(Dataset rows about figures)
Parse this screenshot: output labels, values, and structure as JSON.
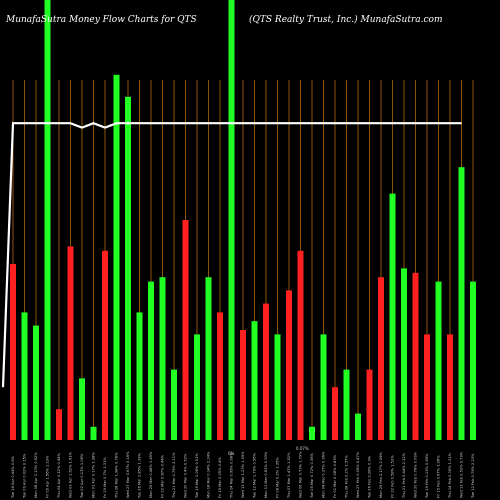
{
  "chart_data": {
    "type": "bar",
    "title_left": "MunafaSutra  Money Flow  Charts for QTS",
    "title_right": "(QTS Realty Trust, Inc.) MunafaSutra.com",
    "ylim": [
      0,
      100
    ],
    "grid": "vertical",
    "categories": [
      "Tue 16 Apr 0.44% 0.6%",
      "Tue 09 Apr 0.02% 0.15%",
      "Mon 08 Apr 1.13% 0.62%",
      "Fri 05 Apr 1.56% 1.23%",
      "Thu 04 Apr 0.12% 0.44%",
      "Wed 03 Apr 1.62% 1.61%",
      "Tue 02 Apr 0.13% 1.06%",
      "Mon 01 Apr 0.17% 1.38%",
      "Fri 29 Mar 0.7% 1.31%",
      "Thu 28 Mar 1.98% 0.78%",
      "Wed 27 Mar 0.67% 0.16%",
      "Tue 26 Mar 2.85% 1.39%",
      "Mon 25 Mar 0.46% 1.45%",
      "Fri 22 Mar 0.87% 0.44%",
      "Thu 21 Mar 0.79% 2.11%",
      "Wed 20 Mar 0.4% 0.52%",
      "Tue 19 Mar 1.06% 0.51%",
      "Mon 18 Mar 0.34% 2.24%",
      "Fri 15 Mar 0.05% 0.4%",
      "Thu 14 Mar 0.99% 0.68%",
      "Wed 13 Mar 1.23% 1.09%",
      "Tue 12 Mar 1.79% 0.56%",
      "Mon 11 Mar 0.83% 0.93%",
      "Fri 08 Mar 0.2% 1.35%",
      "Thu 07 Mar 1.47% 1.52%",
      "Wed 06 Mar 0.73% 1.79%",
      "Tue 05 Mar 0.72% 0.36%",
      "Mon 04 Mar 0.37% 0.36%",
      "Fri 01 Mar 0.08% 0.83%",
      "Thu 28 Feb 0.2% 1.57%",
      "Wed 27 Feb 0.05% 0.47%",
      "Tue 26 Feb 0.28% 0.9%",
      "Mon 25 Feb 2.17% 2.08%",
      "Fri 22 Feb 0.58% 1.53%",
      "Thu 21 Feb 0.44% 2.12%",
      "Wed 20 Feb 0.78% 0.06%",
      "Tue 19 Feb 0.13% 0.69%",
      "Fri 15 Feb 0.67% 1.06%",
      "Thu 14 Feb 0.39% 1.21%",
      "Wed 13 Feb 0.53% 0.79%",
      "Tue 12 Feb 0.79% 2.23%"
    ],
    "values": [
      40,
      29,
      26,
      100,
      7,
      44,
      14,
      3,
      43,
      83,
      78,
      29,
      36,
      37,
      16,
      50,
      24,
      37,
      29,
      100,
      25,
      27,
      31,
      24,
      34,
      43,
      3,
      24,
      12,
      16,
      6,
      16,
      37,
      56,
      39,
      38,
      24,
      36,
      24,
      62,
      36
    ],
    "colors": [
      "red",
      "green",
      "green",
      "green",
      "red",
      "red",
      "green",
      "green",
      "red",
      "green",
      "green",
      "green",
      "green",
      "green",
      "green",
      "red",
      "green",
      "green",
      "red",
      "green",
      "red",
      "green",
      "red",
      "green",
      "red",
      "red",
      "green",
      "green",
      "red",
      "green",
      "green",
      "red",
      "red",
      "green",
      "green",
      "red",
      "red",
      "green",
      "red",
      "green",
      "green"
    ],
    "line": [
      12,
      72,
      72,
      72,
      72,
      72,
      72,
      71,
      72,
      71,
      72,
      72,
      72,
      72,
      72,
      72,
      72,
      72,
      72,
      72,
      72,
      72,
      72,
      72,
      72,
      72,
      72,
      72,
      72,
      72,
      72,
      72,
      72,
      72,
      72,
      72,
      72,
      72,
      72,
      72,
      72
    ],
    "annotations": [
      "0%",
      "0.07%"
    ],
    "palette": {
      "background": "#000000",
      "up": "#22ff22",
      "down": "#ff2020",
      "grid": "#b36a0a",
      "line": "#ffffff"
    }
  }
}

**Set problem**
Copy the whole of the material above exactly, but not its images.

**Answer to this exercise**
Parse this screenshot: output labels, values, and structure as JSON.
{
  "chart_data": {
    "type": "bar",
    "title_left": "MunafaSutra  Money Flow  Charts for QTS",
    "title_right": "(QTS Realty Trust, Inc.) MunafaSutra.com",
    "ylim": [
      0,
      100
    ],
    "grid": "vertical",
    "categories": [
      "Tue 16 Apr 0.44% 0.6%",
      "Tue 09 Apr 0.02% 0.15%",
      "Mon 08 Apr 1.13% 0.62%",
      "Fri 05 Apr 1.56% 1.23%",
      "Thu 04 Apr 0.12% 0.44%",
      "Wed 03 Apr 1.62% 1.61%",
      "Tue 02 Apr 0.13% 1.06%",
      "Mon 01 Apr 0.17% 1.38%",
      "Fri 29 Mar 0.7% 1.31%",
      "Thu 28 Mar 1.98% 0.78%",
      "Wed 27 Mar 0.67% 0.16%",
      "Tue 26 Mar 2.85% 1.39%",
      "Mon 25 Mar 0.46% 1.45%",
      "Fri 22 Mar 0.87% 0.44%",
      "Thu 21 Mar 0.79% 2.11%",
      "Wed 20 Mar 0.4% 0.52%",
      "Tue 19 Mar 1.06% 0.51%",
      "Mon 18 Mar 0.34% 2.24%",
      "Fri 15 Mar 0.05% 0.4%",
      "Thu 14 Mar 0.99% 0.68%",
      "Wed 13 Mar 1.23% 1.09%",
      "Tue 12 Mar 1.79% 0.56%",
      "Mon 11 Mar 0.83% 0.93%",
      "Fri 08 Mar 0.2% 1.35%",
      "Thu 07 Mar 1.47% 1.52%",
      "Wed 06 Mar 0.73% 1.79%",
      "Tue 05 Mar 0.72% 0.36%",
      "Mon 04 Mar 0.37% 0.36%",
      "Fri 01 Mar 0.08% 0.83%",
      "Thu 28 Feb 0.2% 1.57%",
      "Wed 27 Feb 0.05% 0.47%",
      "Tue 26 Feb 0.28% 0.9%",
      "Mon 25 Feb 2.17% 2.08%",
      "Fri 22 Feb 0.58% 1.53%",
      "Thu 21 Feb 0.44% 2.12%",
      "Wed 20 Feb 0.78% 0.06%",
      "Tue 19 Feb 0.13% 0.69%",
      "Fri 15 Feb 0.67% 1.06%",
      "Thu 14 Feb 0.39% 1.21%",
      "Wed 13 Feb 0.53% 0.79%",
      "Tue 12 Feb 0.79% 2.23%"
    ],
    "values": [
      40,
      29,
      26,
      100,
      7,
      44,
      14,
      3,
      43,
      83,
      78,
      29,
      36,
      37,
      16,
      50,
      24,
      37,
      29,
      100,
      25,
      27,
      31,
      24,
      34,
      43,
      3,
      24,
      12,
      16,
      6,
      16,
      37,
      56,
      39,
      38,
      24,
      36,
      24,
      62,
      36
    ],
    "colors": [
      "red",
      "green",
      "green",
      "green",
      "red",
      "red",
      "green",
      "green",
      "red",
      "green",
      "green",
      "green",
      "green",
      "green",
      "green",
      "red",
      "green",
      "green",
      "red",
      "green",
      "red",
      "green",
      "red",
      "green",
      "red",
      "red",
      "green",
      "green",
      "red",
      "green",
      "green",
      "red",
      "red",
      "green",
      "green",
      "red",
      "red",
      "green",
      "red",
      "green",
      "green"
    ],
    "line": [
      12,
      72,
      72,
      72,
      72,
      72,
      72,
      71,
      72,
      71,
      72,
      72,
      72,
      72,
      72,
      72,
      72,
      72,
      72,
      72,
      72,
      72,
      72,
      72,
      72,
      72,
      72,
      72,
      72,
      72,
      72,
      72,
      72,
      72,
      72,
      72,
      72,
      72,
      72,
      72,
      72
    ],
    "annotations": [
      "0%",
      "0.07%"
    ],
    "palette": {
      "background": "#000000",
      "up": "#22ff22",
      "down": "#ff2020",
      "grid": "#b36a0a",
      "line": "#ffffff"
    }
  }
}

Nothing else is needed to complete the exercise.